→ **WHAT IS ASKED**
Below is a block of data; give all of it again word for word.

[Entries from a dataset]
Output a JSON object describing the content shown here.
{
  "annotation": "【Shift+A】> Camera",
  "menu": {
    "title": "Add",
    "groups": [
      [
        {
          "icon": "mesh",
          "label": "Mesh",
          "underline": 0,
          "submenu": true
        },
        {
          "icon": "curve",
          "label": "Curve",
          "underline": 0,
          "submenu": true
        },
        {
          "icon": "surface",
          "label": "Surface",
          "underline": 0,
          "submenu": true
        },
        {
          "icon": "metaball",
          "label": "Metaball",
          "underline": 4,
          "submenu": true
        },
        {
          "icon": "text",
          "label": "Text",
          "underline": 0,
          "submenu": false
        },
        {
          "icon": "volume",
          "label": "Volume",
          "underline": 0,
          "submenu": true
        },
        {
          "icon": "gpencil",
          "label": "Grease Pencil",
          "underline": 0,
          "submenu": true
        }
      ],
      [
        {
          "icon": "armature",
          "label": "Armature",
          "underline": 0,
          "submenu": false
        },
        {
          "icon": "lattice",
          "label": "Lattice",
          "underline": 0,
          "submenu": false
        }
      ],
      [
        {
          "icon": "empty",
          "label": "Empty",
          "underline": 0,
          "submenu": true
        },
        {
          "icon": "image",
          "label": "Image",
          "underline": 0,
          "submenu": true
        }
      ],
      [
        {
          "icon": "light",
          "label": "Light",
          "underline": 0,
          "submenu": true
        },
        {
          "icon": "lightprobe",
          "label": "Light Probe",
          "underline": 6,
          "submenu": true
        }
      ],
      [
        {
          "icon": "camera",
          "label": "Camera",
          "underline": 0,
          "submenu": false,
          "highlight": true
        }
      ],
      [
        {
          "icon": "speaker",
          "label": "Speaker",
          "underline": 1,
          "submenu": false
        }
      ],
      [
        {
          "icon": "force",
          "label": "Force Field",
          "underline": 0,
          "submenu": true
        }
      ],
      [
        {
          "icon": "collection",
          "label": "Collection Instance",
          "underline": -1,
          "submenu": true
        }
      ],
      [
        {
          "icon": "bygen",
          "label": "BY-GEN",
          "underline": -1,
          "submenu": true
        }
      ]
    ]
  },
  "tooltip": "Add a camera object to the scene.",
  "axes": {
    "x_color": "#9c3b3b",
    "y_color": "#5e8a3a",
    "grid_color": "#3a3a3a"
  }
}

→ **COMPLETED EXERCISE**
Output a JSON object describing the content shown here.
{
  "annotation": "【Shift+A】> Camera",
  "menu": {
    "title": "Add",
    "groups": [
      [
        {
          "icon": "mesh",
          "label": "Mesh",
          "underline": 0,
          "submenu": true
        },
        {
          "icon": "curve",
          "label": "Curve",
          "underline": 0,
          "submenu": true
        },
        {
          "icon": "surface",
          "label": "Surface",
          "underline": 0,
          "submenu": true
        },
        {
          "icon": "metaball",
          "label": "Metaball",
          "underline": 4,
          "submenu": true
        },
        {
          "icon": "text",
          "label": "Text",
          "underline": 0,
          "submenu": false
        },
        {
          "icon": "volume",
          "label": "Volume",
          "underline": 0,
          "submenu": true
        },
        {
          "icon": "gpencil",
          "label": "Grease Pencil",
          "underline": 0,
          "submenu": true
        }
      ],
      [
        {
          "icon": "armature",
          "label": "Armature",
          "underline": 0,
          "submenu": false
        },
        {
          "icon": "lattice",
          "label": "Lattice",
          "underline": 0,
          "submenu": false
        }
      ],
      [
        {
          "icon": "empty",
          "label": "Empty",
          "underline": 0,
          "submenu": true
        },
        {
          "icon": "image",
          "label": "Image",
          "underline": 0,
          "submenu": true
        }
      ],
      [
        {
          "icon": "light",
          "label": "Light",
          "underline": 0,
          "submenu": true
        },
        {
          "icon": "lightprobe",
          "label": "Light Probe",
          "underline": 6,
          "submenu": true
        }
      ],
      [
        {
          "icon": "camera",
          "label": "Camera",
          "underline": 0,
          "submenu": false,
          "highlight": true
        }
      ],
      [
        {
          "icon": "speaker",
          "label": "Speaker",
          "underline": 1,
          "submenu": false
        }
      ],
      [
        {
          "icon": "force",
          "label": "Force Field",
          "underline": 0,
          "submenu": true
        }
      ],
      [
        {
          "icon": "collection",
          "label": "Collection Instance",
          "underline": -1,
          "submenu": true
        }
      ],
      [
        {
          "icon": "bygen",
          "label": "BY-GEN",
          "underline": -1,
          "submenu": true
        }
      ]
    ]
  },
  "tooltip": "Add a camera object to the scene.",
  "axes": {
    "x_color": "#9c3b3b",
    "y_color": "#5e8a3a",
    "grid_color": "#3a3a3a"
  }
}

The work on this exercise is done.